=== What this task involves ===
Write out the material exactly, with the pictures left out.

=== Listing ===
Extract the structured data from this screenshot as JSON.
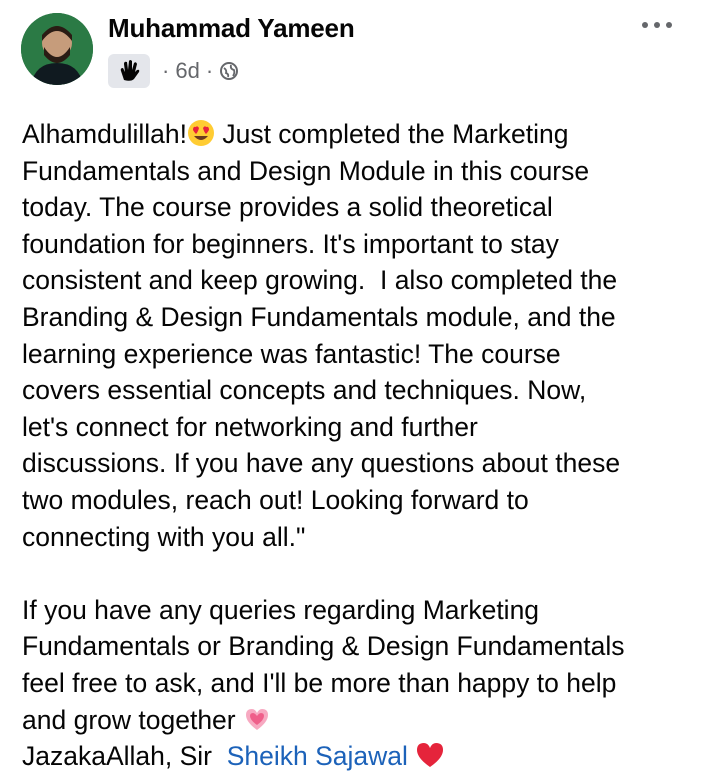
{
  "post": {
    "author": "Muhammad Yameen",
    "time": "6d",
    "separator": "·",
    "audience_icon": "globe-icon",
    "badge_icon": "waving-hand-icon",
    "more_icon": "more-options-icon",
    "paragraph1_start": "Alhamdulillah!",
    "paragraph1_rest": " Just completed the Marketing\nFundamentals and Design Module in this course\ntoday. The course provides a solid theoretical\nfoundation for beginners. It's important to stay\nconsistent and keep growing.  I also completed the\nBranding & Design Fundamentals module, and the\nlearning experience was fantastic! The course\ncovers essential concepts and techniques. Now,\nlet's connect for networking and further\ndiscussions. If you have any questions about these\ntwo modules, reach out! Looking forward to\nconnecting with you all.\"\n\n",
    "paragraph2": "If you have any queries regarding Marketing\nFundamentals or Branding & Design Fundamentals\nfeel free to ask, and I'll be more than happy to help\nand grow together ",
    "closing_prefix": "\nJazakaAllah, Sir  ",
    "mention": "Sheikh Sajawal",
    "closing_suffix": " ",
    "emojis": [
      "heart-eyes-emoji",
      "sparkling-heart-emoji",
      "red-heart-emoji"
    ],
    "colors": {
      "link": "#1c62b9",
      "meta": "#65676b",
      "text": "#050505"
    }
  }
}
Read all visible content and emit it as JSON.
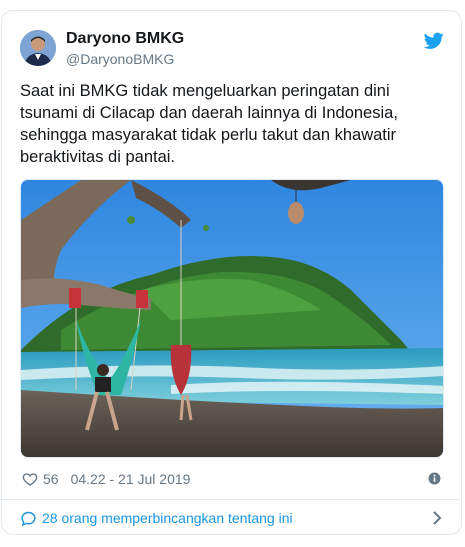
{
  "author": {
    "name": "Daryono BMKG",
    "handle": "@DaryonoBMKG",
    "avatar_icon": "profile-photo"
  },
  "tweet": {
    "text": "Saat ini BMKG tidak mengeluarkan peringatan dini tsunami di Cilacap dan daerah lainnya di Indonesia, sehingga masyarakat tidak perlu takut dan khawatir beraktivitas di pantai.",
    "media_icon": "beach-photo"
  },
  "meta": {
    "likes": "56",
    "timestamp": "04.22 - 21 Jul 2019"
  },
  "footer": {
    "discussion_label": "28 orang memperbincangkan tentang ini"
  },
  "colors": {
    "twitter_blue": "#1da1f2",
    "link_blue": "#1b95e0",
    "secondary_text": "#657786",
    "border": "#e1e8ed"
  }
}
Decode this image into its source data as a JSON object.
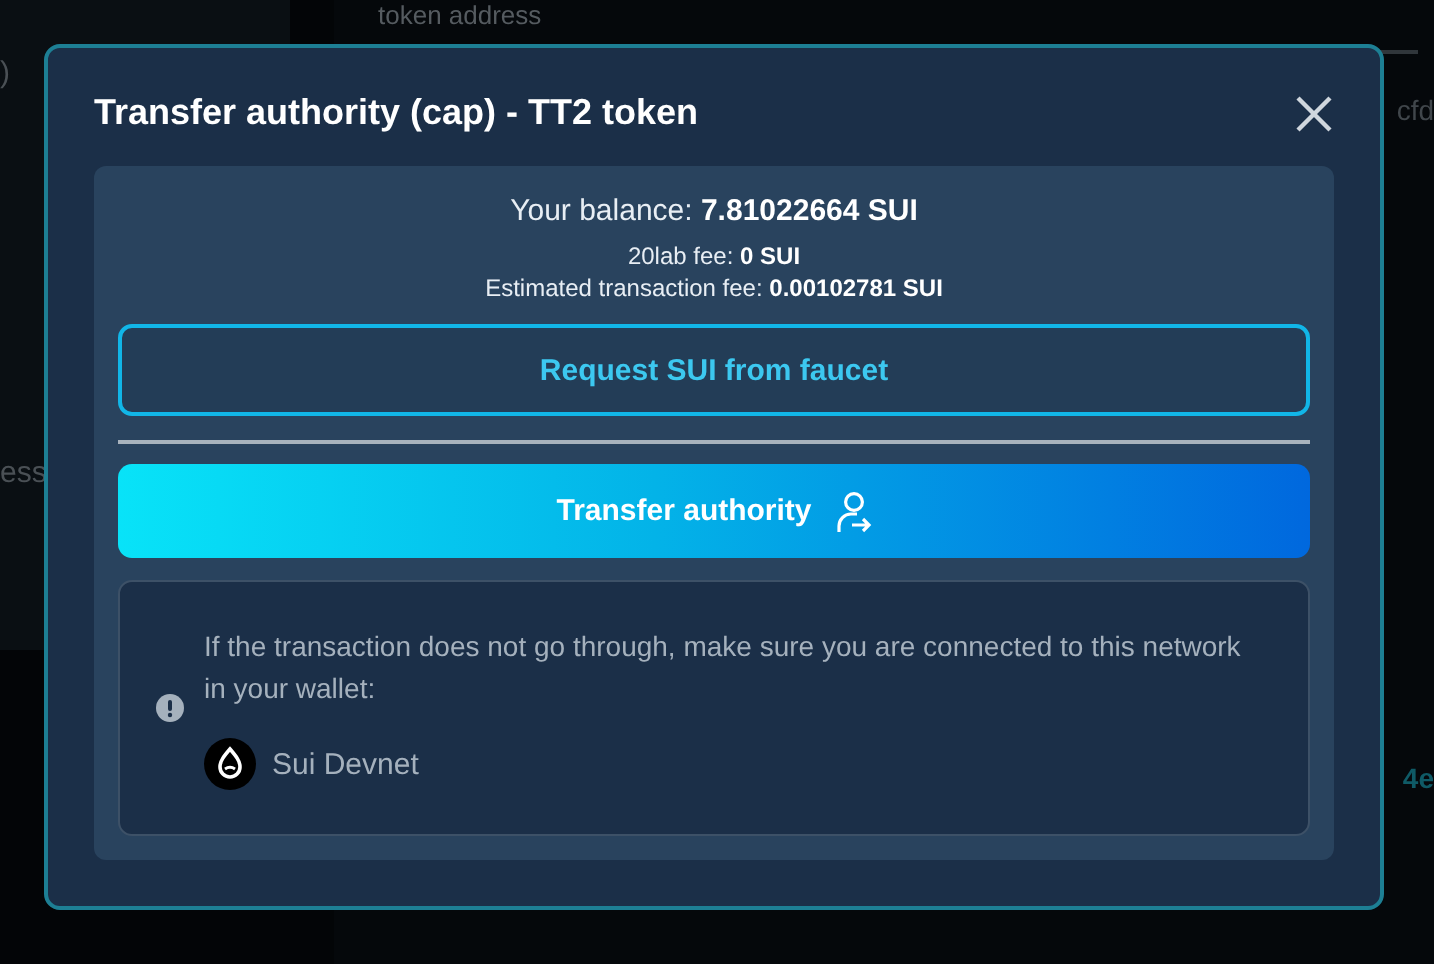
{
  "background": {
    "left_panel": {
      "texts": [
        ")",
        "ess"
      ]
    },
    "main": {
      "field_label": "token address",
      "texts": [
        "cfd",
        "4e"
      ]
    }
  },
  "dialog": {
    "title": "Transfer authority (cap) - TT2 token",
    "balance": {
      "label": "Your balance:",
      "value": "7.81022664 SUI"
    },
    "fees": [
      {
        "label": "20lab fee:",
        "value": "0 SUI"
      },
      {
        "label": "Estimated transaction fee:",
        "value": "0.00102781 SUI"
      }
    ],
    "faucet_button": "Request SUI from faucet",
    "transfer_button": "Transfer authority",
    "notice": {
      "message": "If the transaction does not go through, make sure you are connected to this network in your wallet:",
      "network": "Sui Devnet"
    }
  }
}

=== Result ===
Extract the structured data from this screenshot as JSON.
{
  "post": {
    "author": "Muhammad Yameen",
    "time": "6d",
    "separator": "·",
    "audience_icon": "globe-icon",
    "badge_icon": "waving-hand-icon",
    "more_icon": "more-options-icon",
    "paragraph1_start": "Alhamdulillah!",
    "paragraph1_rest": " Just completed the Marketing\nFundamentals and Design Module in this course\ntoday. The course provides a solid theoretical\nfoundation for beginners. It's important to stay\nconsistent and keep growing.  I also completed the\nBranding & Design Fundamentals module, and the\nlearning experience was fantastic! The course\ncovers essential concepts and techniques. Now,\nlet's connect for networking and further\ndiscussions. If you have any questions about these\ntwo modules, reach out! Looking forward to\nconnecting with you all.\"\n\n",
    "paragraph2": "If you have any queries regarding Marketing\nFundamentals or Branding & Design Fundamentals\nfeel free to ask, and I'll be more than happy to help\nand grow together ",
    "closing_prefix": "\nJazakaAllah, Sir  ",
    "mention": "Sheikh Sajawal",
    "closing_suffix": " ",
    "emojis": [
      "heart-eyes-emoji",
      "sparkling-heart-emoji",
      "red-heart-emoji"
    ],
    "colors": {
      "link": "#1c62b9",
      "meta": "#65676b",
      "text": "#050505"
    }
  }
}
Read all visible content and emit it as JSON.
{
  "author": {
    "name": "Daryono BMKG",
    "handle": "@DaryonoBMKG",
    "avatar_icon": "profile-photo"
  },
  "tweet": {
    "text": "Saat ini BMKG tidak mengeluarkan peringatan dini tsunami di Cilacap dan daerah lainnya di Indonesia, sehingga masyarakat tidak perlu takut dan khawatir beraktivitas di pantai.",
    "media_icon": "beach-photo"
  },
  "meta": {
    "likes": "56",
    "timestamp": "04.22 - 21 Jul 2019"
  },
  "footer": {
    "discussion_label": "28 orang memperbincangkan tentang ini"
  },
  "colors": {
    "twitter_blue": "#1da1f2",
    "link_blue": "#1b95e0",
    "secondary_text": "#657786",
    "border": "#e1e8ed"
  }
}
Decode this image into its source data as a JSON object.
{
  "background": {
    "left_panel": {
      "texts": [
        ")",
        "ess"
      ]
    },
    "main": {
      "field_label": "token address",
      "texts": [
        "cfd",
        "4e"
      ]
    }
  },
  "dialog": {
    "title": "Transfer authority (cap) - TT2 token",
    "balance": {
      "label": "Your balance:",
      "value": "7.81022664 SUI"
    },
    "fees": [
      {
        "label": "20lab fee:",
        "value": "0 SUI"
      },
      {
        "label": "Estimated transaction fee:",
        "value": "0.00102781 SUI"
      }
    ],
    "faucet_button": "Request SUI from faucet",
    "transfer_button": "Transfer authority",
    "notice": {
      "message": "If the transaction does not go through, make sure you are connected to this network in your wallet:",
      "network": "Sui Devnet"
    }
  }
}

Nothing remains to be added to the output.